What you will do >>
Images are not part of the copy; transcribe all the data exactly.
________________________________________
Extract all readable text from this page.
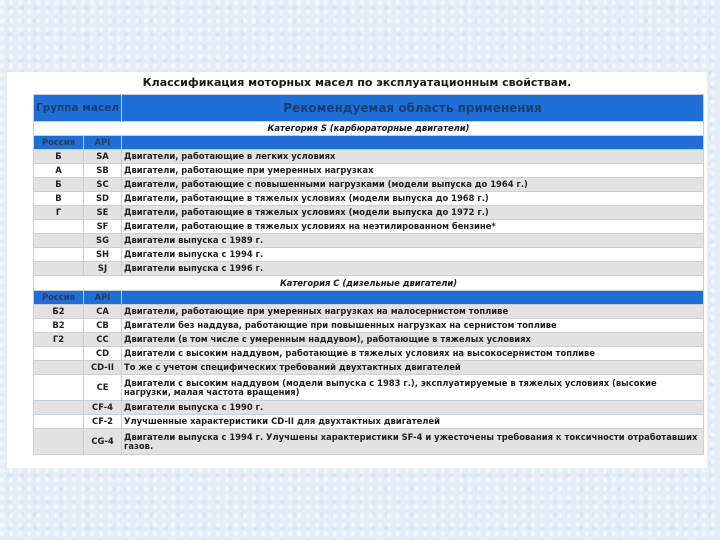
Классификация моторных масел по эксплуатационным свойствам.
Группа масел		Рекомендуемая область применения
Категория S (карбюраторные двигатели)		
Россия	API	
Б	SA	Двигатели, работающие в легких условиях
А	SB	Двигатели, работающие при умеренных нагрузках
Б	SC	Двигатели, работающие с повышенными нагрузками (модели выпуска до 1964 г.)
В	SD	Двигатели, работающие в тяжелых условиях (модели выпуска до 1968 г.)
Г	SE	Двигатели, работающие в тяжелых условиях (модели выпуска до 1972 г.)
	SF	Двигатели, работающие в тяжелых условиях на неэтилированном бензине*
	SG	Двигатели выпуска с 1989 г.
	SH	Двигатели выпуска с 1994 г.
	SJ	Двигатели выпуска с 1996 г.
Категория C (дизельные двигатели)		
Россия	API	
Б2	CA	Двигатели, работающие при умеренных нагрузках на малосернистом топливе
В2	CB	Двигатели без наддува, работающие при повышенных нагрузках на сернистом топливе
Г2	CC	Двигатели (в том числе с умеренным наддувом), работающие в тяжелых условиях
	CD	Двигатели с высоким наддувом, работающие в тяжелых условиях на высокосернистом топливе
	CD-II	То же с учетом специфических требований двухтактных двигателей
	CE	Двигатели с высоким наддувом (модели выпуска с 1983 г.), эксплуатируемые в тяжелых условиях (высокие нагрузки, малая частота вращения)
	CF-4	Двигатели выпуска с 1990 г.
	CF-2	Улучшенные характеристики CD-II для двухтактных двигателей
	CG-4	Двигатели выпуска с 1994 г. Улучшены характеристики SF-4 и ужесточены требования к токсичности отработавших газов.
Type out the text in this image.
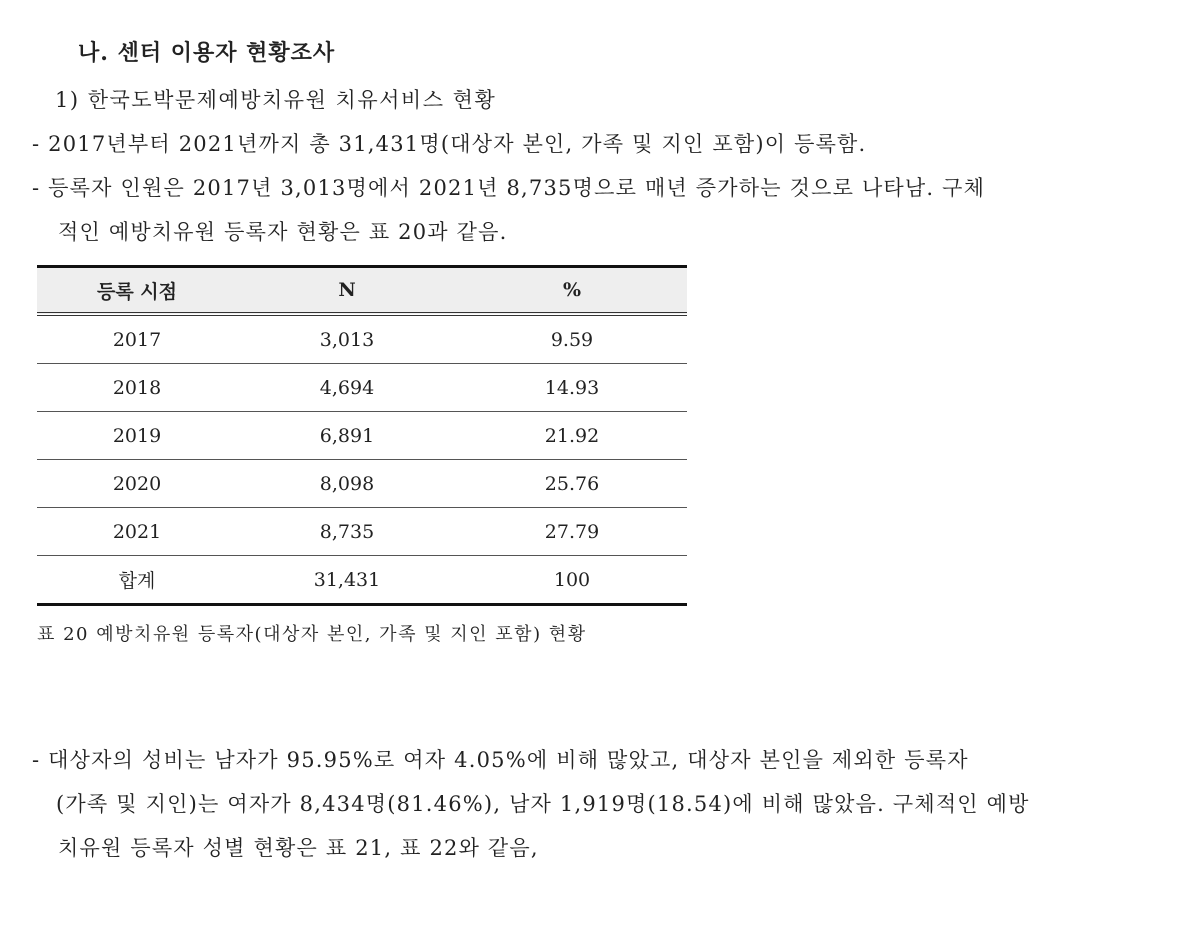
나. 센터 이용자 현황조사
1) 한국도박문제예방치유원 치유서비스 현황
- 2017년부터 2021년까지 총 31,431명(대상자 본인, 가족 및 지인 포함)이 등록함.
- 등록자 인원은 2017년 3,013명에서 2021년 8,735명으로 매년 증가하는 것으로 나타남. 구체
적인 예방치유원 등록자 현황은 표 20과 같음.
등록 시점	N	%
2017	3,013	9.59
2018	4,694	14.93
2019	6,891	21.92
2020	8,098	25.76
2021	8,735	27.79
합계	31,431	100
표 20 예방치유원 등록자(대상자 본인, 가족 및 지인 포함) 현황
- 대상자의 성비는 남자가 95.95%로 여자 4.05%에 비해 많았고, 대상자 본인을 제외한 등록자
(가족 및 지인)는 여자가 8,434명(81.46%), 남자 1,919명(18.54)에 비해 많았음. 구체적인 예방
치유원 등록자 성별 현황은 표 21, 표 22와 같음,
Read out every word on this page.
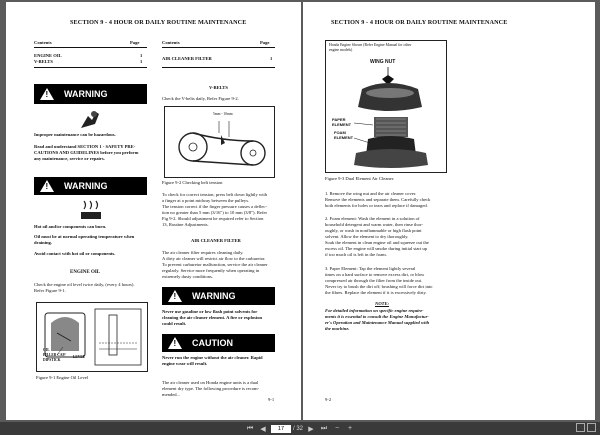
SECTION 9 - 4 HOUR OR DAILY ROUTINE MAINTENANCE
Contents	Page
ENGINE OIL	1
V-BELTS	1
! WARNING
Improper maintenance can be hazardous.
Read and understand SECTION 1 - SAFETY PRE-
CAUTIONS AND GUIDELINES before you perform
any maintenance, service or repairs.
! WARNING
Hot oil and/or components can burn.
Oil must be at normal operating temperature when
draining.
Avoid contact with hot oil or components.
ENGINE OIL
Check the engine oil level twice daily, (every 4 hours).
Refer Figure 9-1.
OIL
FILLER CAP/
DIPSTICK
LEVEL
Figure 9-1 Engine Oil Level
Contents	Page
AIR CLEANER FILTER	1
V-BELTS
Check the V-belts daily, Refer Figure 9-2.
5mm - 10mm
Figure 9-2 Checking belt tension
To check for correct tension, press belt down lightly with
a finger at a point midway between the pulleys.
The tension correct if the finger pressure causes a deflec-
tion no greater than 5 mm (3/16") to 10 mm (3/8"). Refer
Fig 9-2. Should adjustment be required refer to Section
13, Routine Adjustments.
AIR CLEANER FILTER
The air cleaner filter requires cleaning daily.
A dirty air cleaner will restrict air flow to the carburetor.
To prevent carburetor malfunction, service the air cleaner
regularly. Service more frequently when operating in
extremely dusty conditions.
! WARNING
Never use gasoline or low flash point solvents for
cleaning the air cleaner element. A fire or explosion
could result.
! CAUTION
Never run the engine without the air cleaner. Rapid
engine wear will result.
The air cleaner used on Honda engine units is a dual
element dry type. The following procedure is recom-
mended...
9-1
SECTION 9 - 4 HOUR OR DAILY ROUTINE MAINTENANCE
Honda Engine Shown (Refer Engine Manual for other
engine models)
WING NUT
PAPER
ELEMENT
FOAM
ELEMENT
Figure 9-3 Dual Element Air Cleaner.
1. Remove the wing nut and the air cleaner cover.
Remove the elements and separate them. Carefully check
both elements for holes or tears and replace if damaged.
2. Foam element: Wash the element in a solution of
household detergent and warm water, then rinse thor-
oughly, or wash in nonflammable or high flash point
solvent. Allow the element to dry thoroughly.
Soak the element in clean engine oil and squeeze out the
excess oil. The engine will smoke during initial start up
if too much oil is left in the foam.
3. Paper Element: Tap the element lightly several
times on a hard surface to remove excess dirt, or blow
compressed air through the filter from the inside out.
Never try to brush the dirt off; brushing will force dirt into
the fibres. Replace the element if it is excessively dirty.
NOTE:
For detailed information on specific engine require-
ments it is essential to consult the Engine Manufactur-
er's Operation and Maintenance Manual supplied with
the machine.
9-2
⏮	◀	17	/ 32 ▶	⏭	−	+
________________________________________
Solved exercise >>
Extract all readable text from this page.
Классификация моторных масел по эксплуатационным свойствам.
Группа масел		Рекомендуемая область применения
Категория S (карбюраторные двигатели)		
Россия	API	
Б	SA	Двигатели, работающие в легких условиях
А	SB	Двигатели, работающие при умеренных нагрузках
Б	SC	Двигатели, работающие с повышенными нагрузками (модели выпуска до 1964 г.)
В	SD	Двигатели, работающие в тяжелых условиях (модели выпуска до 1968 г.)
Г	SE	Двигатели, работающие в тяжелых условиях (модели выпуска до 1972 г.)
	SF	Двигатели, работающие в тяжелых условиях на неэтилированном бензине*
	SG	Двигатели выпуска с 1989 г.
	SH	Двигатели выпуска с 1994 г.
	SJ	Двигатели выпуска с 1996 г.
Категория C (дизельные двигатели)		
Россия	API	
Б2	CA	Двигатели, работающие при умеренных нагрузках на малосернистом топливе
В2	CB	Двигатели без наддува, работающие при повышенных нагрузках на сернистом топливе
Г2	CC	Двигатели (в том числе с умеренным наддувом), работающие в тяжелых условиях
	CD	Двигатели с высоким наддувом, работающие в тяжелых условиях на высокосернистом топливе
	CD-II	То же с учетом специфических требований двухтактных двигателей
	CE	Двигатели с высоким наддувом (модели выпуска с 1983 г.), эксплуатируемые в тяжелых условиях (высокие нагрузки, малая частота вращения)
	CF-4	Двигатели выпуска с 1990 г.
	CF-2	Улучшенные характеристики CD-II для двухтактных двигателей
	CG-4	Двигатели выпуска с 1994 г. Улучшены характеристики SF-4 и ужесточены требования к токсичности отработавших газов.
Type out the text in this image.
나. 센터 이용자 현황조사
1) 한국도박문제예방치유원 치유서비스 현황
- 2017년부터 2021년까지 총 31,431명(대상자 본인, 가족 및 지인 포함)이 등록함.
- 등록자 인원은 2017년 3,013명에서 2021년 8,735명으로 매년 증가하는 것으로 나타남. 구체
적인 예방치유원 등록자 현황은 표 20과 같음.
등록 시점	N	%
2017	3,013	9.59
2018	4,694	14.93
2019	6,891	21.92
2020	8,098	25.76
2021	8,735	27.79
합계	31,431	100
표 20 예방치유원 등록자(대상자 본인, 가족 및 지인 포함) 현황
- 대상자의 성비는 남자가 95.95%로 여자 4.05%에 비해 많았고, 대상자 본인을 제외한 등록자
(가족 및 지인)는 여자가 8,434명(81.46%), 남자 1,919명(18.54)에 비해 많았음. 구체적인 예방
치유원 등록자 성별 현황은 표 21, 표 22와 같음,
Read out every word on this page.
SECTION 9 - 4 HOUR OR DAILY ROUTINE MAINTENANCE
Contents	Page
ENGINE OIL	1
V-BELTS	1
! WARNING
Improper maintenance can be hazardous.
Read and understand SECTION 1 - SAFETY PRE-
CAUTIONS AND GUIDELINES before you perform
any maintenance, service or repairs.
! WARNING
Hot oil and/or components can burn.
Oil must be at normal operating temperature when
draining.
Avoid contact with hot oil or components.
ENGINE OIL
Check the engine oil level twice daily, (every 4 hours).
Refer Figure 9-1.
OIL
FILLER CAP/
DIPSTICK
LEVEL
Figure 9-1 Engine Oil Level
Contents	Page
AIR CLEANER FILTER	1
V-BELTS
Check the V-belts daily, Refer Figure 9-2.
5mm - 10mm
Figure 9-2 Checking belt tension
To check for correct tension, press belt down lightly with
a finger at a point midway between the pulleys.
The tension correct if the finger pressure causes a deflec-
tion no greater than 5 mm (3/16") to 10 mm (3/8"). Refer
Fig 9-2. Should adjustment be required refer to Section
13, Routine Adjustments.
AIR CLEANER FILTER
The air cleaner filter requires cleaning daily.
A dirty air cleaner will restrict air flow to the carburetor.
To prevent carburetor malfunction, service the air cleaner
regularly. Service more frequently when operating in
extremely dusty conditions.
! WARNING
Never use gasoline or low flash point solvents for
cleaning the air cleaner element. A fire or explosion
could result.
! CAUTION
Never run the engine without the air cleaner. Rapid
engine wear will result.
The air cleaner used on Honda engine units is a dual
element dry type. The following procedure is recom-
mended...
9-1
SECTION 9 - 4 HOUR OR DAILY ROUTINE MAINTENANCE
Honda Engine Shown (Refer Engine Manual for other
engine models)
WING NUT
PAPER
ELEMENT
FOAM
ELEMENT
Figure 9-3 Dual Element Air Cleaner.
1. Remove the wing nut and the air cleaner cover.
Remove the elements and separate them. Carefully check
both elements for holes or tears and replace if damaged.
2. Foam element: Wash the element in a solution of
household detergent and warm water, then rinse thor-
oughly, or wash in nonflammable or high flash point
solvent. Allow the element to dry thoroughly.
Soak the element in clean engine oil and squeeze out the
excess oil. The engine will smoke during initial start up
if too much oil is left in the foam.
3. Paper Element: Tap the element lightly several
times on a hard surface to remove excess dirt, or blow
compressed air through the filter from the inside out.
Never try to brush the dirt off; brushing will force dirt into
the fibres. Replace the element if it is excessively dirty.
NOTE:
For detailed information on specific engine require-
ments it is essential to consult the Engine Manufactur-
er's Operation and Maintenance Manual supplied with
the machine.
9-2
⏮	◀	17	/ 32 ▶	⏭	−	+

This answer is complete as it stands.